- [INSTRUCTION]:
Make an exact copy of the lines, leaving the pictures out.

[Figure record extracts]

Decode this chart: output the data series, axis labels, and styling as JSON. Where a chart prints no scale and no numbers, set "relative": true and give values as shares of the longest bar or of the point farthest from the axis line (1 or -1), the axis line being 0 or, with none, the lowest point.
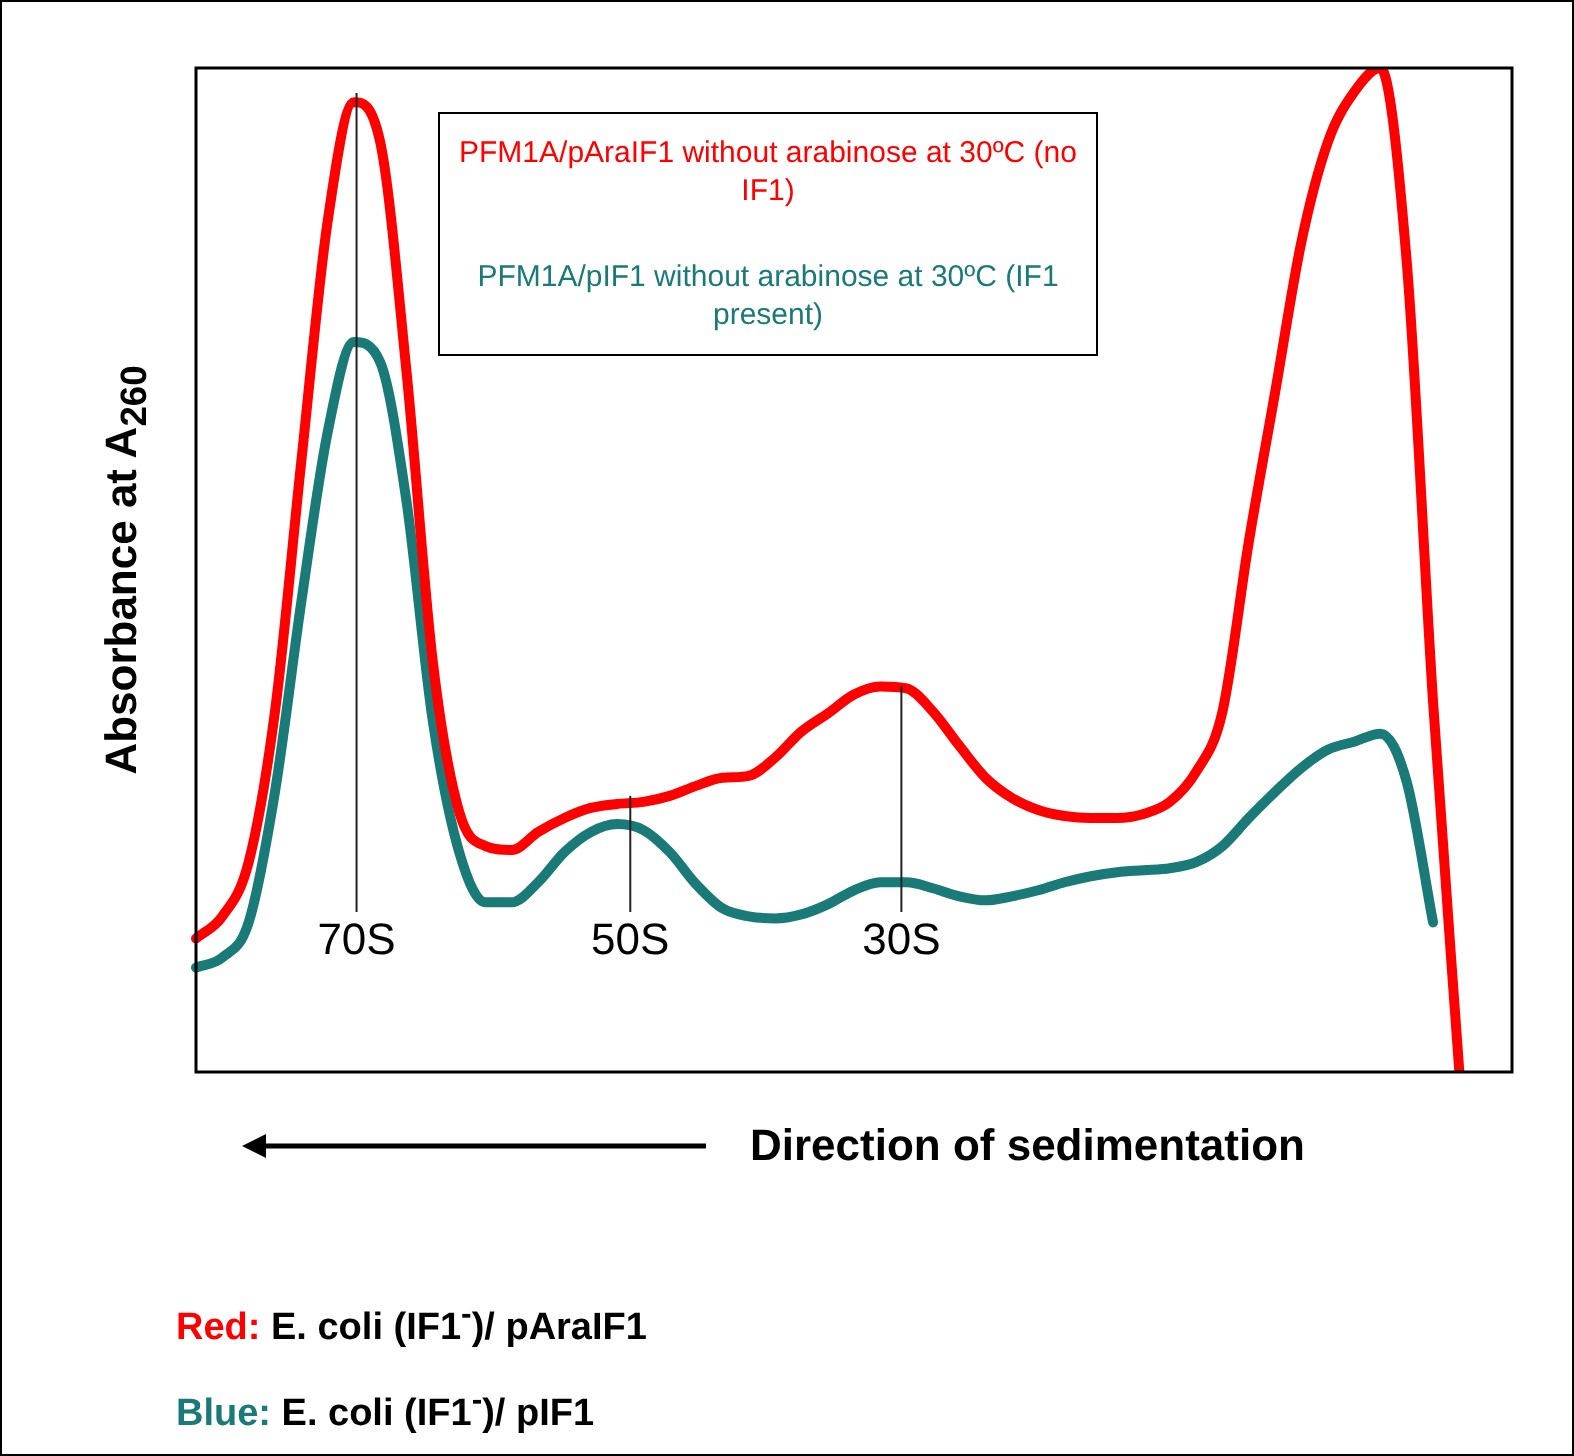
{
  "chart_data": {
    "type": "line",
    "relative": true,
    "ylabel": "Absorbance at A$_{260}$",
    "xlabel": "Direction of sedimentation",
    "legend": "top",
    "marker": "none",
    "line_style": "solid",
    "categories": [
      null,
      null,
      null,
      null,
      null,
      null,
      null,
      null,
      null,
      null,
      null,
      null,
      null,
      null,
      null,
      null,
      null,
      null,
      null,
      null,
      null,
      null,
      null,
      null,
      null,
      null,
      null,
      null,
      null,
      null,
      null,
      null,
      null,
      null,
      null,
      null,
      null,
      null,
      null,
      null,
      null,
      null,
      null,
      null,
      null,
      null,
      null,
      null,
      null,
      null,
      null
    ],
    "series": [
      {
        "name": "PFM1A/pAraIF1 without arabinose at 30ºC (no IF1)",
        "color": "#ff0000",
        "values": [
          0.133,
          0.155,
          0.209,
          0.359,
          0.608,
          0.847,
          0.966,
          0.926,
          0.697,
          0.408,
          0.259,
          0.225,
          0.221,
          0.239,
          0.253,
          0.263,
          0.267,
          0.269,
          0.275,
          0.285,
          0.293,
          0.295,
          0.313,
          0.339,
          0.357,
          0.376,
          0.384,
          0.382,
          0.359,
          0.325,
          0.293,
          0.273,
          0.261,
          0.255,
          0.253,
          0.253,
          0.257,
          0.269,
          0.299,
          0.359,
          0.528,
          0.677,
          0.827,
          0.926,
          0.976,
          1,
          0.807,
          0.369,
          0,
          null,
          null
        ]
      },
      {
        "name": "PFM1A/pIF1 without arabinose at 30ºC (IF1 present)",
        "color": "#1a7a78",
        "values": [
          0.104,
          0.114,
          0.149,
          0.279,
          0.468,
          0.637,
          0.727,
          0.707,
          0.568,
          0.349,
          0.219,
          0.169,
          0.169,
          0.189,
          0.219,
          0.239,
          0.247,
          0.241,
          0.219,
          0.187,
          0.163,
          0.155,
          0.153,
          0.157,
          0.167,
          0.181,
          0.189,
          0.189,
          0.183,
          0.175,
          0.171,
          0.175,
          0.181,
          0.189,
          0.195,
          0.199,
          0.201,
          0.203,
          0.209,
          0.225,
          0.253,
          0.279,
          0.303,
          0.321,
          0.329,
          0.337,
          0.289,
          0.149,
          null,
          null,
          null
        ]
      }
    ],
    "annotations": [
      "70S",
      "50S",
      "30S",
      "Red: E. coli (IF1$^{-}$)/ pAraIF1",
      "Blue: E. coli (IF1$^{-}$)/ pIF1"
    ]
  }
}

- [SOLUTION TO THIS PROBLEM]:
Decode this chart: output the data series, axis labels, and styling as JSON. Where a chart prints no scale and no numbers, set "relative": true and give values as shares of the longest bar or of the point farthest from the axis line (1 or -1), the axis line being 0 or, with none, the lowest point.
{
  "chart_data": {
    "type": "line",
    "relative": true,
    "ylabel": "Absorbance at A$_{260}$",
    "xlabel": "Direction of sedimentation",
    "legend": "top",
    "marker": "none",
    "line_style": "solid",
    "categories": [
      null,
      null,
      null,
      null,
      null,
      null,
      null,
      null,
      null,
      null,
      null,
      null,
      null,
      null,
      null,
      null,
      null,
      null,
      null,
      null,
      null,
      null,
      null,
      null,
      null,
      null,
      null,
      null,
      null,
      null,
      null,
      null,
      null,
      null,
      null,
      null,
      null,
      null,
      null,
      null,
      null,
      null,
      null,
      null,
      null,
      null,
      null,
      null,
      null,
      null,
      null
    ],
    "series": [
      {
        "name": "PFM1A/pAraIF1 without arabinose at 30ºC (no IF1)",
        "color": "#ff0000",
        "values": [
          0.133,
          0.155,
          0.209,
          0.359,
          0.608,
          0.847,
          0.966,
          0.926,
          0.697,
          0.408,
          0.259,
          0.225,
          0.221,
          0.239,
          0.253,
          0.263,
          0.267,
          0.269,
          0.275,
          0.285,
          0.293,
          0.295,
          0.313,
          0.339,
          0.357,
          0.376,
          0.384,
          0.382,
          0.359,
          0.325,
          0.293,
          0.273,
          0.261,
          0.255,
          0.253,
          0.253,
          0.257,
          0.269,
          0.299,
          0.359,
          0.528,
          0.677,
          0.827,
          0.926,
          0.976,
          1,
          0.807,
          0.369,
          0,
          null,
          null
        ]
      },
      {
        "name": "PFM1A/pIF1 without arabinose at 30ºC (IF1 present)",
        "color": "#1a7a78",
        "values": [
          0.104,
          0.114,
          0.149,
          0.279,
          0.468,
          0.637,
          0.727,
          0.707,
          0.568,
          0.349,
          0.219,
          0.169,
          0.169,
          0.189,
          0.219,
          0.239,
          0.247,
          0.241,
          0.219,
          0.187,
          0.163,
          0.155,
          0.153,
          0.157,
          0.167,
          0.181,
          0.189,
          0.189,
          0.183,
          0.175,
          0.171,
          0.175,
          0.181,
          0.189,
          0.195,
          0.199,
          0.201,
          0.203,
          0.209,
          0.225,
          0.253,
          0.279,
          0.303,
          0.321,
          0.329,
          0.337,
          0.289,
          0.149,
          null,
          null,
          null
        ]
      }
    ],
    "annotations": [
      "70S",
      "50S",
      "30S",
      "Red: E. coli (IF1$^{-}$)/ pAraIF1",
      "Blue: E. coli (IF1$^{-}$)/ pIF1"
    ]
  }
}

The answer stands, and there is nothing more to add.